►

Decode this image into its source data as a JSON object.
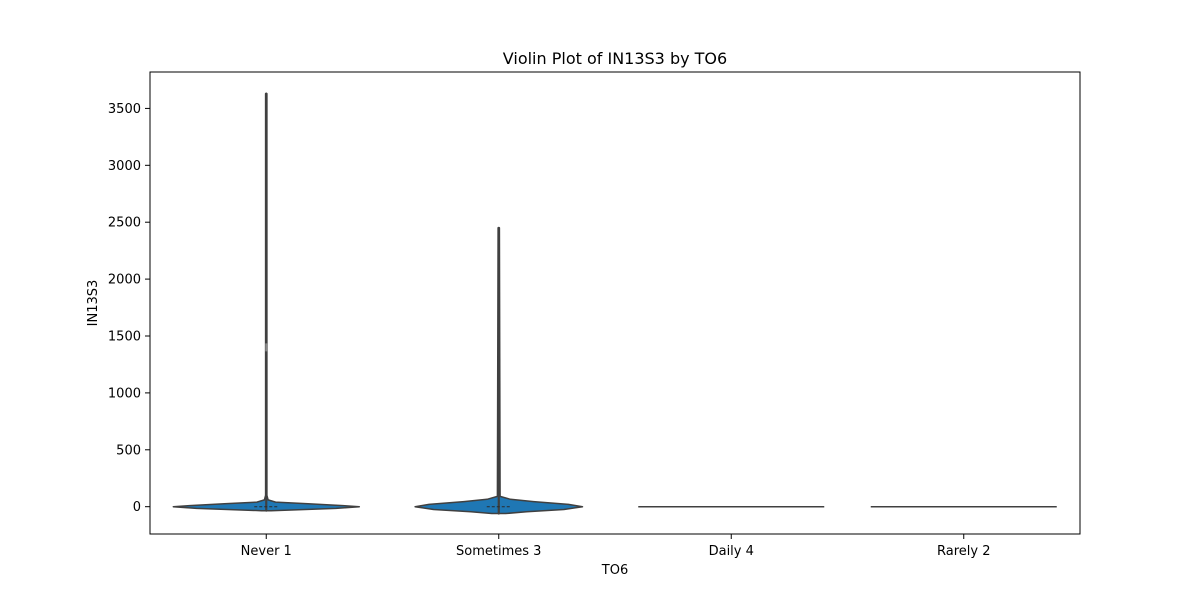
{
  "chart_data": {
    "type": "violin",
    "title": "Violin Plot of IN13S3 by TO6",
    "xlabel": "TO6",
    "ylabel": "IN13S3",
    "categories": [
      "Never 1",
      "Sometimes 3",
      "Daily 4",
      "Rarely 2"
    ],
    "ylim": [
      -240,
      3820
    ],
    "yticks": [
      0,
      500,
      1000,
      1500,
      2000,
      2500,
      3000,
      3500
    ],
    "grid": false,
    "legend": "none",
    "violin_color": "#1f77b4",
    "edge_color": "#404040",
    "violins": [
      {
        "category": "Never 1",
        "min": -35,
        "max": 3630,
        "median": 0,
        "outlier_mark": 1400,
        "profile": [
          {
            "y": -35,
            "half_width": 0.02
          },
          {
            "y": -15,
            "half_width": 0.3
          },
          {
            "y": 0,
            "half_width": 0.4
          },
          {
            "y": 10,
            "half_width": 0.33
          },
          {
            "y": 25,
            "half_width": 0.18
          },
          {
            "y": 40,
            "half_width": 0.04
          },
          {
            "y": 60,
            "half_width": 0.008
          },
          {
            "y": 100,
            "half_width": 0.003
          },
          {
            "y": 3630,
            "half_width": 0.003
          }
        ]
      },
      {
        "category": "Sometimes 3",
        "min": -60,
        "max": 2450,
        "median": 0,
        "profile": [
          {
            "y": -60,
            "half_width": 0.03
          },
          {
            "y": -45,
            "half_width": 0.12
          },
          {
            "y": -25,
            "half_width": 0.28
          },
          {
            "y": 0,
            "half_width": 0.36
          },
          {
            "y": 20,
            "half_width": 0.3
          },
          {
            "y": 45,
            "half_width": 0.15
          },
          {
            "y": 65,
            "half_width": 0.05
          },
          {
            "y": 90,
            "half_width": 0.006
          },
          {
            "y": 2450,
            "half_width": 0.003
          }
        ]
      },
      {
        "category": "Daily 4",
        "min": 0,
        "max": 0,
        "median": 0,
        "profile": [
          {
            "y": 0,
            "half_width": 0.4
          }
        ]
      },
      {
        "category": "Rarely 2",
        "min": 0,
        "max": 0,
        "median": 0,
        "profile": [
          {
            "y": 0,
            "half_width": 0.4
          }
        ]
      }
    ]
  }
}
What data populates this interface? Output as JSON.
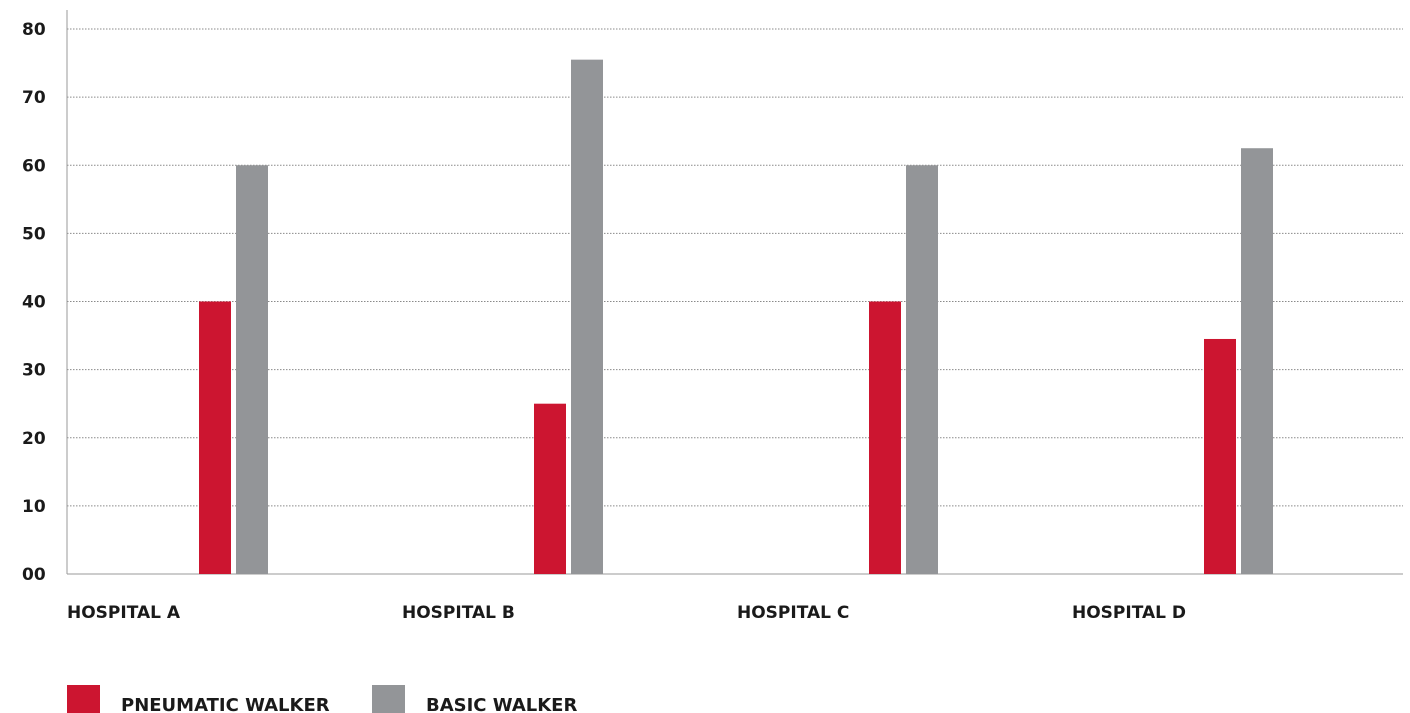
{
  "chart_data": {
    "type": "bar",
    "title": "",
    "xlabel": "",
    "ylabel": "",
    "categories": [
      "HOSPITAL A",
      "HOSPITAL B",
      "HOSPITAL C",
      "HOSPITAL D"
    ],
    "series": [
      {
        "name": "PNEUMATIC WALKER",
        "color": "#cc1530",
        "values": [
          40,
          25,
          40,
          34.5
        ]
      },
      {
        "name": "BASIC WALKER",
        "color": "#939598",
        "values": [
          60,
          75.5,
          60,
          62.5
        ]
      }
    ],
    "ylim": [
      0,
      80
    ],
    "yticks": [
      "00",
      "10",
      "20",
      "30",
      "40",
      "50",
      "60",
      "70",
      "80"
    ],
    "grid": true,
    "legend_position": "bottom-left"
  }
}
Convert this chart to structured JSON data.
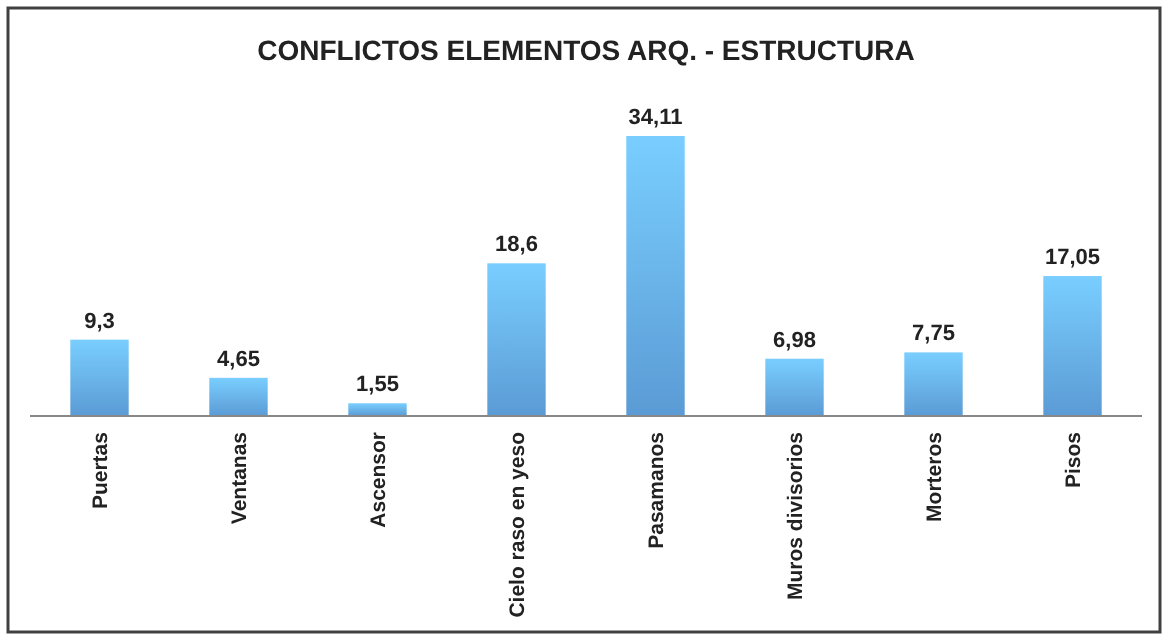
{
  "chart_data": {
    "type": "bar",
    "title": "CONFLICTOS ELEMENTOS ARQ. - ESTRUCTURA",
    "categories": [
      "Puertas",
      "Ventanas",
      "Ascensor",
      "Cielo raso en yeso",
      "Pasamanos",
      "Muros divisorios",
      "Morteros",
      "Pisos"
    ],
    "values": [
      9.3,
      4.65,
      1.55,
      18.6,
      34.11,
      6.98,
      7.75,
      17.05
    ],
    "value_labels": [
      "9,3",
      "4,65",
      "1,55",
      "18,6",
      "34,11",
      "6,98",
      "7,75",
      "17,05"
    ],
    "color": "#5b9bd5",
    "grid": false
  }
}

◄

▶ _WHAT IS REQUIRED_:
Extract the full listing exactly, with the pictures left out.

▶ _ANSWER TO THE TASK_:
Decode this image into its source data as a JSON object.
{
  "chart_data": {
    "type": "violin",
    "title": "Violin Plot of IN13S3 by TO6",
    "xlabel": "TO6",
    "ylabel": "IN13S3",
    "categories": [
      "Never 1",
      "Sometimes 3",
      "Daily 4",
      "Rarely 2"
    ],
    "ylim": [
      -240,
      3820
    ],
    "yticks": [
      0,
      500,
      1000,
      1500,
      2000,
      2500,
      3000,
      3500
    ],
    "grid": false,
    "legend": "none",
    "violin_color": "#1f77b4",
    "edge_color": "#404040",
    "violins": [
      {
        "category": "Never 1",
        "min": -35,
        "max": 3630,
        "median": 0,
        "outlier_mark": 1400,
        "profile": [
          {
            "y": -35,
            "half_width": 0.02
          },
          {
            "y": -15,
            "half_width": 0.3
          },
          {
            "y": 0,
            "half_width": 0.4
          },
          {
            "y": 10,
            "half_width": 0.33
          },
          {
            "y": 25,
            "half_width": 0.18
          },
          {
            "y": 40,
            "half_width": 0.04
          },
          {
            "y": 60,
            "half_width": 0.008
          },
          {
            "y": 100,
            "half_width": 0.003
          },
          {
            "y": 3630,
            "half_width": 0.003
          }
        ]
      },
      {
        "category": "Sometimes 3",
        "min": -60,
        "max": 2450,
        "median": 0,
        "profile": [
          {
            "y": -60,
            "half_width": 0.03
          },
          {
            "y": -45,
            "half_width": 0.12
          },
          {
            "y": -25,
            "half_width": 0.28
          },
          {
            "y": 0,
            "half_width": 0.36
          },
          {
            "y": 20,
            "half_width": 0.3
          },
          {
            "y": 45,
            "half_width": 0.15
          },
          {
            "y": 65,
            "half_width": 0.05
          },
          {
            "y": 90,
            "half_width": 0.006
          },
          {
            "y": 2450,
            "half_width": 0.003
          }
        ]
      },
      {
        "category": "Daily 4",
        "min": 0,
        "max": 0,
        "median": 0,
        "profile": [
          {
            "y": 0,
            "half_width": 0.4
          }
        ]
      },
      {
        "category": "Rarely 2",
        "min": 0,
        "max": 0,
        "median": 0,
        "profile": [
          {
            "y": 0,
            "half_width": 0.4
          }
        ]
      }
    ]
  }
}
What data populates this interface? Output as JSON.
{
  "chart_data": {
    "type": "bar",
    "title": "",
    "xlabel": "",
    "ylabel": "",
    "categories": [
      "HOSPITAL A",
      "HOSPITAL B",
      "HOSPITAL C",
      "HOSPITAL D"
    ],
    "series": [
      {
        "name": "PNEUMATIC WALKER",
        "color": "#cc1530",
        "values": [
          40,
          25,
          40,
          34.5
        ]
      },
      {
        "name": "BASIC WALKER",
        "color": "#939598",
        "values": [
          60,
          75.5,
          60,
          62.5
        ]
      }
    ],
    "ylim": [
      0,
      80
    ],
    "yticks": [
      "00",
      "10",
      "20",
      "30",
      "40",
      "50",
      "60",
      "70",
      "80"
    ],
    "grid": true,
    "legend_position": "bottom-left"
  }
}
Convert this chart to structured JSON data.
{
  "chart_data": {
    "type": "bar",
    "title": "CONFLICTOS ELEMENTOS ARQ. - ESTRUCTURA",
    "categories": [
      "Puertas",
      "Ventanas",
      "Ascensor",
      "Cielo raso en yeso",
      "Pasamanos",
      "Muros divisorios",
      "Morteros",
      "Pisos"
    ],
    "values": [
      9.3,
      4.65,
      1.55,
      18.6,
      34.11,
      6.98,
      7.75,
      17.05
    ],
    "value_labels": [
      "9,3",
      "4,65",
      "1,55",
      "18,6",
      "34,11",
      "6,98",
      "7,75",
      "17,05"
    ],
    "color": "#5b9bd5",
    "grid": false
  }
}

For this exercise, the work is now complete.